Take every line from the material that has the word "Significance" in it.
+++ ENTRIES
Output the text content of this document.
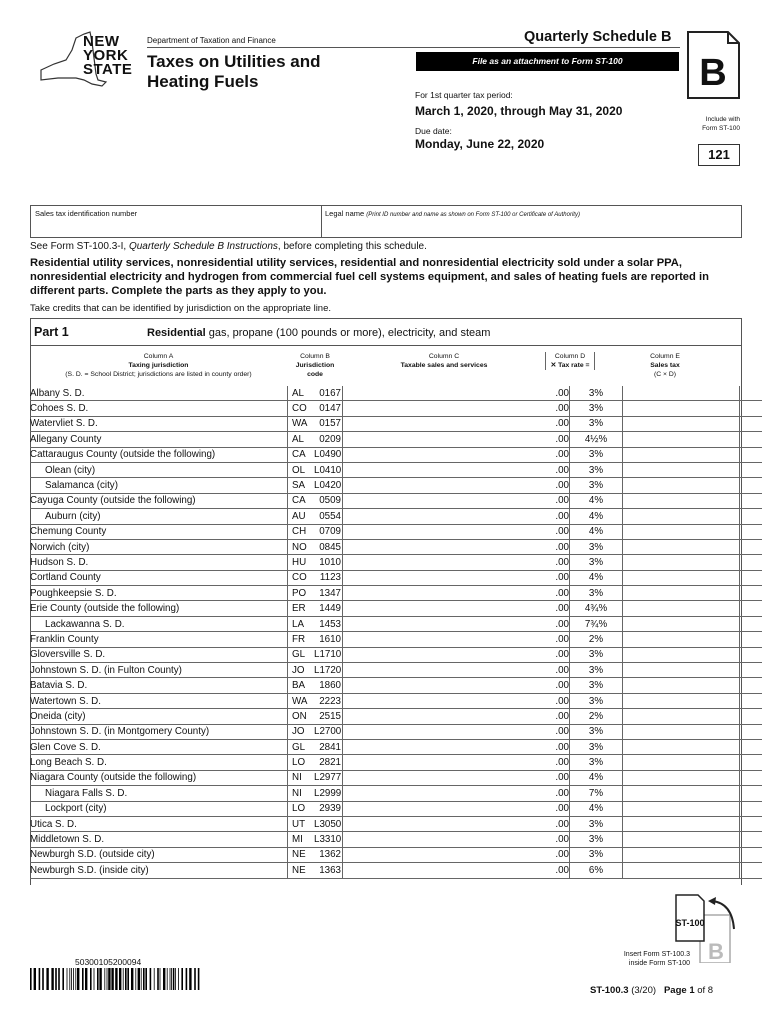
NEW
YORK
STATE
Department of Taxation and Finance
Taxes on Utilities and
Heating Fuels
Quarterly Schedule B
File as an attachment to Form ST-100	B
For 1st quarter tax period:
March 1, 2020, through May 31, 2020
Due date:
Monday, June 22, 2020
Include with
Form ST-100
121
Sales tax identification number	Legal name (Print ID number and name as shown on Form ST-100 or Certificate of Authority)
See Form ST-100.3-I, Quarterly Schedule B Instructions, before completing this schedule.
Residential utility services, nonresidential utility services, residential and nonresidential electricity sold under a solar PPA, nonresidential electricity and hydrogen from commercial fuel cell systems equipment, and sales of heating fuels are reported in different parts. Complete the parts as they apply to you.
Take credits that can be identified by jurisdiction on the appropriate line.
Part 1	Residential gas, propane (100 pounds or more), electricity, and steam
Column A
Taxing jurisdiction
(S. D. = School District; jurisdictions are listed in county order)
Column B
Jurisdiction
code
Column C
Taxable sales and services
Column D
✕ Tax rate =
Column E
Sales tax
(C × D)
Albany S. D.	AL 0167	.00	3%		
Cohoes S. D.	CO 0147	.00	3%		
Watervliet S. D.	WA 0157	.00	3%		
Allegany County	AL 0209	.00	4½%		
Cattaraugus County (outside the following)	CA L0490	.00	3%		
Olean (city)	OL L0410	.00	3%		
Salamanca (city)	SA L0420	.00	3%		
Cayuga County (outside the following)	CA 0509	.00	4%		
Auburn (city)	AU 0554	.00	4%		
Chemung County	CH 0709	.00	4%		
Norwich (city)	NO 0845	.00	3%		
Hudson S. D.	HU 1010	.00	3%		
Cortland County	CO 1123	.00	4%		
Poughkeepsie S. D.	PO 1347	.00	3%		
Erie County (outside the following)	ER 1449	.00	4¾%		
Lackawanna S. D.	LA 1453	.00	7¾%		
Franklin County	FR 1610	.00	2%		
Gloversville S. D.	GL L1710	.00	3%		
Johnstown S. D. (in Fulton County)	JO L1720	.00	3%		
Batavia S. D.	BA 1860	.00	3%		
Watertown S. D.	WA 2223	.00	3%		
Oneida (city)	ON 2515	.00	2%		
Johnstown S. D. (in Montgomery County)	JO L2700	.00	3%		
Glen Cove S. D.	GL 2841	.00	3%		
Long Beach S. D.	LO 2821	.00	3%		
Niagara County (outside the following)	NI L2977	.00	4%		
Niagara Falls S. D.	NI L2999	.00	7%		
Lockport (city)	LO 2939	.00	4%		
Utica S. D.	UT L3050	.00	3%		
Middletown S. D.	MI L3310	.00	3%		
Newburgh S.D. (outside city)	NE 1362	.00	3%		
Newburgh S.D. (inside city)	NE 1363	.00	6%		
B
ST-100
Insert Form ST-100.3
inside Form ST-100
50300105200094
ST-100.3 (3/20) Page 1 of 8
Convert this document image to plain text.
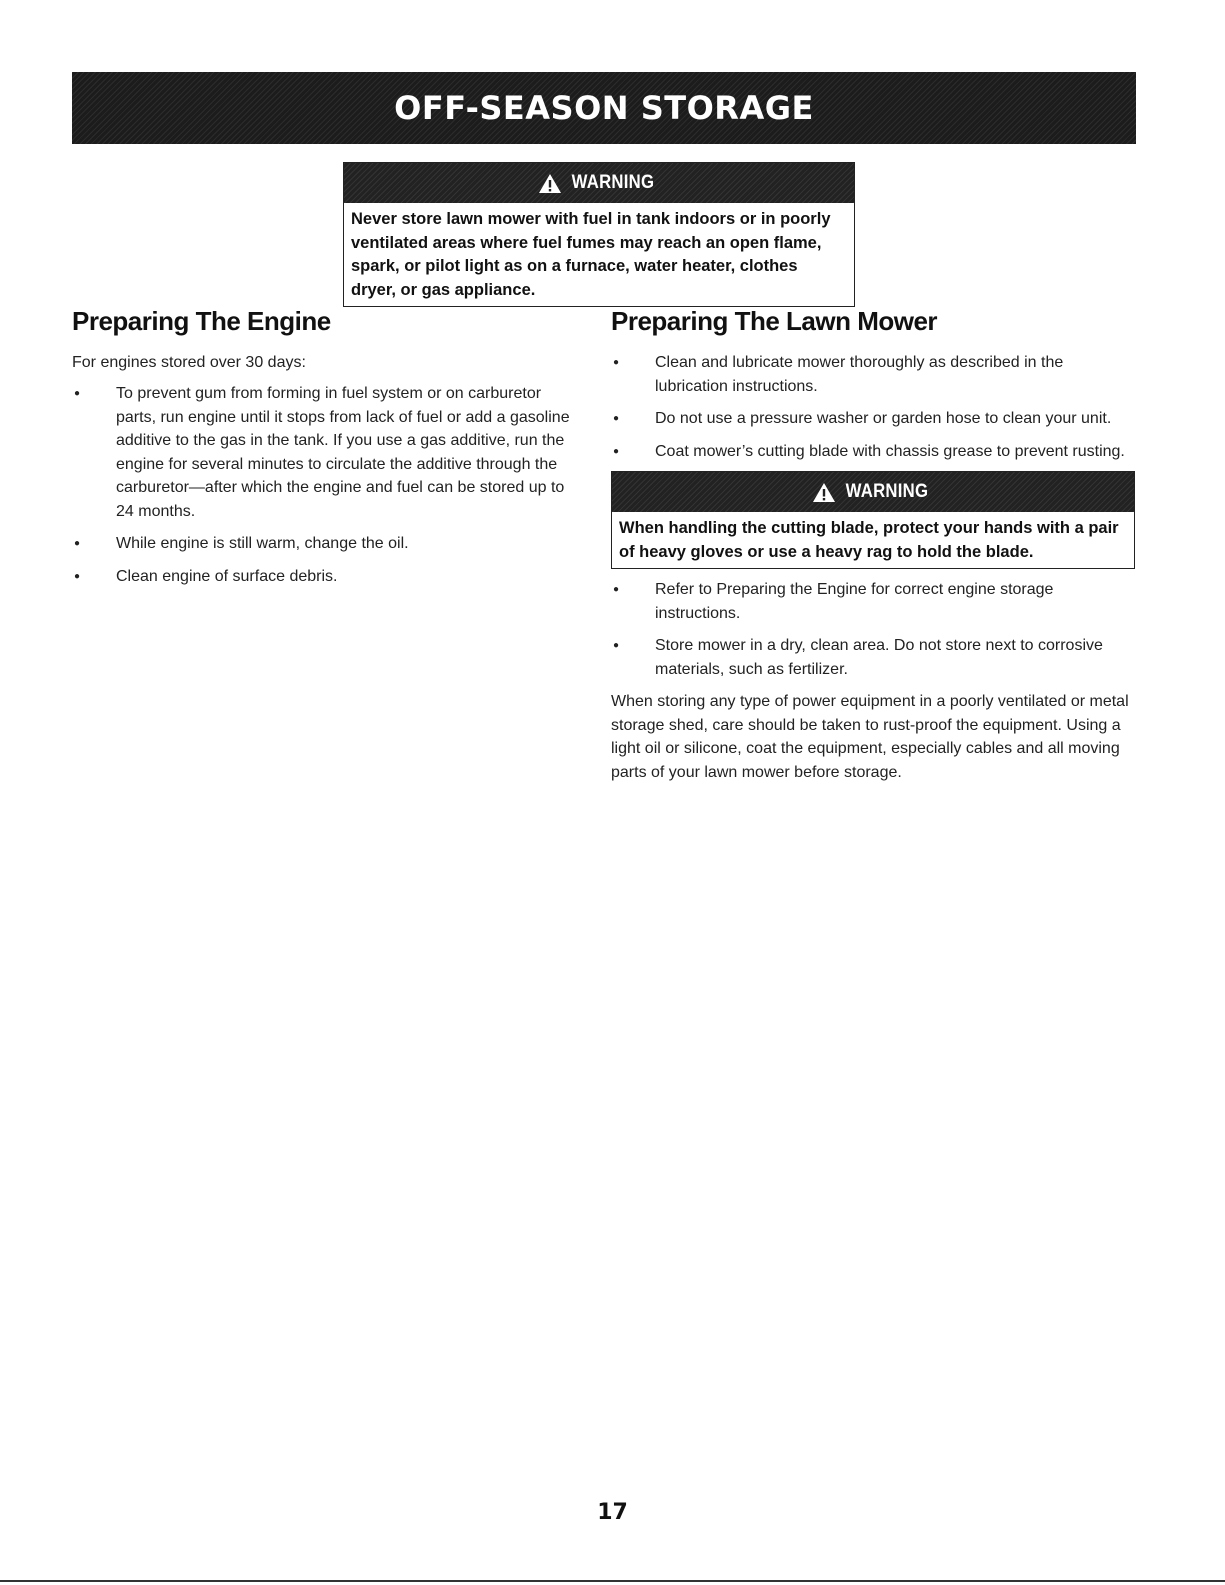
OFF-SEASON STORAGE
WARNING
Never store lawn mower with fuel in tank indoors or in poorly ventilated areas where fuel fumes may reach an open flame, spark, or pilot light as on a furnace, water heater, clothes dryer, or gas appliance.
Preparing The Engine

For engines stored over 30 days:

● To prevent gum from forming in fuel system or on carburetor parts, run engine until it stops from lack of fuel or add a gasoline additive to the gas in the tank. If you use a gas additive, run the engine for several minutes to circulate the additive through the carburetor—after which the engine and fuel can be stored up to 24 months.
● While engine is still warm, change the oil.
● Clean engine of surface debris.
Preparing The Lawn Mower
● Clean and lubricate mower thoroughly as described in the lubrication instructions.
● Do not use a pressure washer or garden hose to clean your unit.
● Coat mower’s cutting blade with chassis grease to prevent rusting.
WARNING
When handling the cutting blade, protect your hands with a pair of heavy gloves or use a heavy rag to hold the blade.
● Refer to Preparing the Engine for correct engine storage instructions.
● Store mower in a dry, clean area. Do not store next to corrosive materials, such as fertilizer.

When storing any type of power equipment in a poorly ventilated or metal storage shed, care should be taken to rust-proof the equipment. Using a light oil or silicone, coat the equipment, especially cables and all moving parts of your lawn mower before storage.

17
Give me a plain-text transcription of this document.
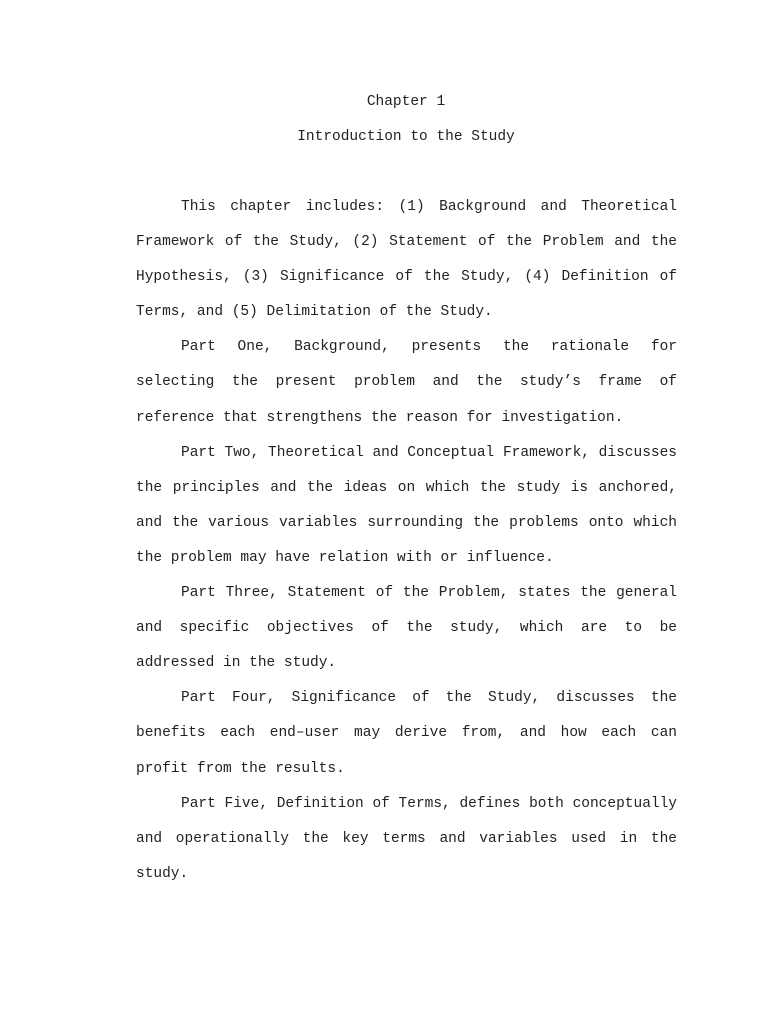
Chapter 1
Introduction to the Study

This chapter includes: (1) Background and Theoretical Framework of the Study, (2) Statement of the Problem and the Hypothesis, (3) Significance of the Study, (4) Definition of Terms, and (5) Delimitation of the Study.

Part One, Background, presents the rationale for selecting the present problem and the study’s frame of reference that strengthens the reason for investigation.

Part Two, Theoretical and Conceptual Framework, discusses the principles and the ideas on which the study is anchored, and the various variables surrounding the problems onto which the problem may have relation with or influence.

Part Three, Statement of the Problem, states the general and specific objectives of the study, which are to be addressed in the study.

Part Four, Significance of the Study, discusses the benefits each end–user may derive from, and how each can profit from the results.

Part Five, Definition of Terms, defines both conceptually and operationally the key terms and variables used in the study.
++++++
THE COMPLETED TASK:
This chapter includes: (1) Background and Theoretical Framework of the Study, (2) Statement of the Problem and the Hypothesis, (3) Significance of the Study, (4) Definition of Terms, and (5) Delimitation of the Study.
Part Four, Significance of the Study, discusses the benefits each end–user may derive from, and how each can profit from the results.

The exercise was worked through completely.